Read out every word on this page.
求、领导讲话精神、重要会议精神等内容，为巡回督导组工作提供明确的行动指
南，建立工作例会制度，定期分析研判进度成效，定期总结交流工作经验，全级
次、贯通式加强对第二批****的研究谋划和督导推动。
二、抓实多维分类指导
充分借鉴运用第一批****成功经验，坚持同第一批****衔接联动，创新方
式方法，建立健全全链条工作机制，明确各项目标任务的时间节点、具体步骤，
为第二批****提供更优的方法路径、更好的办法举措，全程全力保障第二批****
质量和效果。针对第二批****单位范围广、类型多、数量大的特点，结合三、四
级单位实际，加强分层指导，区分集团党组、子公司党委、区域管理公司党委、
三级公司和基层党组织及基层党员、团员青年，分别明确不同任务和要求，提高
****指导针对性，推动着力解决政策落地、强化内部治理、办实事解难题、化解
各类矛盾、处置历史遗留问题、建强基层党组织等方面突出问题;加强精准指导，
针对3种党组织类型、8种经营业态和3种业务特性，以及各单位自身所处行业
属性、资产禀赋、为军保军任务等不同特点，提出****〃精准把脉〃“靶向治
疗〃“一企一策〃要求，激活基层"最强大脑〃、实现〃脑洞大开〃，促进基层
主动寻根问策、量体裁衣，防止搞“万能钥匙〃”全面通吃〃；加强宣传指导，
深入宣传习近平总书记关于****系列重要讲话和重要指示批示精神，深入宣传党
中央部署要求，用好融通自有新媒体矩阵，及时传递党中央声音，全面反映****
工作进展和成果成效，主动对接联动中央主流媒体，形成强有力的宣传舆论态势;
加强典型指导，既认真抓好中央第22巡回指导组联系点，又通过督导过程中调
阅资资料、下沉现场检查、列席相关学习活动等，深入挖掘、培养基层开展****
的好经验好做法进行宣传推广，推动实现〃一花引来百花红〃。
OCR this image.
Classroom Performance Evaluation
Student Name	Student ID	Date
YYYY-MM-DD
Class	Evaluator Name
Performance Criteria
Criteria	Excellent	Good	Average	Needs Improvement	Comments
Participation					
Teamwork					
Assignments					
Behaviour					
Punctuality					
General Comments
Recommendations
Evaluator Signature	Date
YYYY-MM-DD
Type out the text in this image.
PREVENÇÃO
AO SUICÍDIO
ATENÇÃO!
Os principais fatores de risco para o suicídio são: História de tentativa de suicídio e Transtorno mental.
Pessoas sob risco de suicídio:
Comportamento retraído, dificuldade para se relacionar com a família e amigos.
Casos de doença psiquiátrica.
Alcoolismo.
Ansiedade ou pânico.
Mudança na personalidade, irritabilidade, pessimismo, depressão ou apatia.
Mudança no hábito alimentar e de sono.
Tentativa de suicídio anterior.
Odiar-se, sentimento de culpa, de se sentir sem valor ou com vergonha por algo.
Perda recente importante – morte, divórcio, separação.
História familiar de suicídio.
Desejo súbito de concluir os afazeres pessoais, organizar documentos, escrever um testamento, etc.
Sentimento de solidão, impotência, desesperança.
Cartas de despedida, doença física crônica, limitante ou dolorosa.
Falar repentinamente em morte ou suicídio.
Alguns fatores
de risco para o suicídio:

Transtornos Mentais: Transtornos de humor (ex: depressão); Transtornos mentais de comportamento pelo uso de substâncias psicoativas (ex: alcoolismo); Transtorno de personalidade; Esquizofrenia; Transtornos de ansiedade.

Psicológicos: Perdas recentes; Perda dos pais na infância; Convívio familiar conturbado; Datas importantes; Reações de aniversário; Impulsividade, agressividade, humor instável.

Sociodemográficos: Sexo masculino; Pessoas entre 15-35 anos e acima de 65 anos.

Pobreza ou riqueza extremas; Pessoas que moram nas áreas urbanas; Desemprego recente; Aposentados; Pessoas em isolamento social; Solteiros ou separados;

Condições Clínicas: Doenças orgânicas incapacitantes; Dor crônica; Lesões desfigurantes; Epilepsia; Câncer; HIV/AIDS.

----

◆ **Directions for this task**: Extract all of the data shown above and repeat it verbatim.

◆ **Final result**:
Read out every word on this page.
求、领导讲话精神、重要会议精神等内容，为巡回督导组工作提供明确的行动指
南，建立工作例会制度，定期分析研判进度成效，定期总结交流工作经验，全级
次、贯通式加强对第二批****的研究谋划和督导推动。
二、抓实多维分类指导
充分借鉴运用第一批****成功经验，坚持同第一批****衔接联动，创新方
式方法，建立健全全链条工作机制，明确各项目标任务的时间节点、具体步骤，
为第二批****提供更优的方法路径、更好的办法举措，全程全力保障第二批****
质量和效果。针对第二批****单位范围广、类型多、数量大的特点，结合三、四
级单位实际，加强分层指导，区分集团党组、子公司党委、区域管理公司党委、
三级公司和基层党组织及基层党员、团员青年，分别明确不同任务和要求，提高
****指导针对性，推动着力解决政策落地、强化内部治理、办实事解难题、化解
各类矛盾、处置历史遗留问题、建强基层党组织等方面突出问题;加强精准指导，
针对3种党组织类型、8种经营业态和3种业务特性，以及各单位自身所处行业
属性、资产禀赋、为军保军任务等不同特点，提出****〃精准把脉〃“靶向治
疗〃“一企一策〃要求，激活基层"最强大脑〃、实现〃脑洞大开〃，促进基层
主动寻根问策、量体裁衣，防止搞“万能钥匙〃”全面通吃〃；加强宣传指导，
深入宣传习近平总书记关于****系列重要讲话和重要指示批示精神，深入宣传党
中央部署要求，用好融通自有新媒体矩阵，及时传递党中央声音，全面反映****
工作进展和成果成效，主动对接联动中央主流媒体，形成强有力的宣传舆论态势;
加强典型指导，既认真抓好中央第22巡回指导组联系点，又通过督导过程中调
阅资资料、下沉现场检查、列席相关学习活动等，深入挖掘、培养基层开展****
的好经验好做法进行宣传推广，推动实现〃一花引来百花红〃。
OCR this image.
Classroom Performance Evaluation
Student Name	Student ID	Date
YYYY-MM-DD
Class	Evaluator Name
Performance Criteria
Criteria	Excellent	Good	Average	Needs Improvement	Comments
Participation					
Teamwork					
Assignments					
Behaviour					
Punctuality					
General Comments
Recommendations
Evaluator Signature	Date
YYYY-MM-DD
Type out the text in this image.
PREVENÇÃO
AO SUICÍDIO
ATENÇÃO!
Os principais fatores de risco para o suicídio são: História de tentativa de suicídio e Transtorno mental.
Pessoas sob risco de suicídio:
Comportamento retraído, dificuldade para se relacionar com a família e amigos.
Casos de doença psiquiátrica.
Alcoolismo.
Ansiedade ou pânico.
Mudança na personalidade, irritabilidade, pessimismo, depressão ou apatia.
Mudança no hábito alimentar e de sono.
Tentativa de suicídio anterior.
Odiar-se, sentimento de culpa, de se sentir sem valor ou com vergonha por algo.
Perda recente importante – morte, divórcio, separação.
História familiar de suicídio.
Desejo súbito de concluir os afazeres pessoais, organizar documentos, escrever um testamento, etc.
Sentimento de solidão, impotência, desesperança.
Cartas de despedida, doença física crônica, limitante ou dolorosa.
Falar repentinamente em morte ou suicídio.
Alguns fatores
de risco para o suicídio:

Transtornos Mentais: Transtornos de humor (ex: depressão); Transtornos mentais de comportamento pelo uso de substâncias psicoativas (ex: alcoolismo); Transtorno de personalidade; Esquizofrenia; Transtornos de ansiedade.

Psicológicos: Perdas recentes; Perda dos pais na infância; Convívio familiar conturbado; Datas importantes; Reações de aniversário; Impulsividade, agressividade, humor instável.

Sociodemográficos: Sexo masculino; Pessoas entre 15-35 anos e acima de 65 anos.

Pobreza ou riqueza extremas; Pessoas que moram nas áreas urbanas; Desemprego recente; Aposentados; Pessoas em isolamento social; Solteiros ou separados;

Condições Clínicas: Doenças orgânicas incapacitantes; Dor crônica; Lesões desfigurantes; Epilepsia; Câncer; HIV/AIDS.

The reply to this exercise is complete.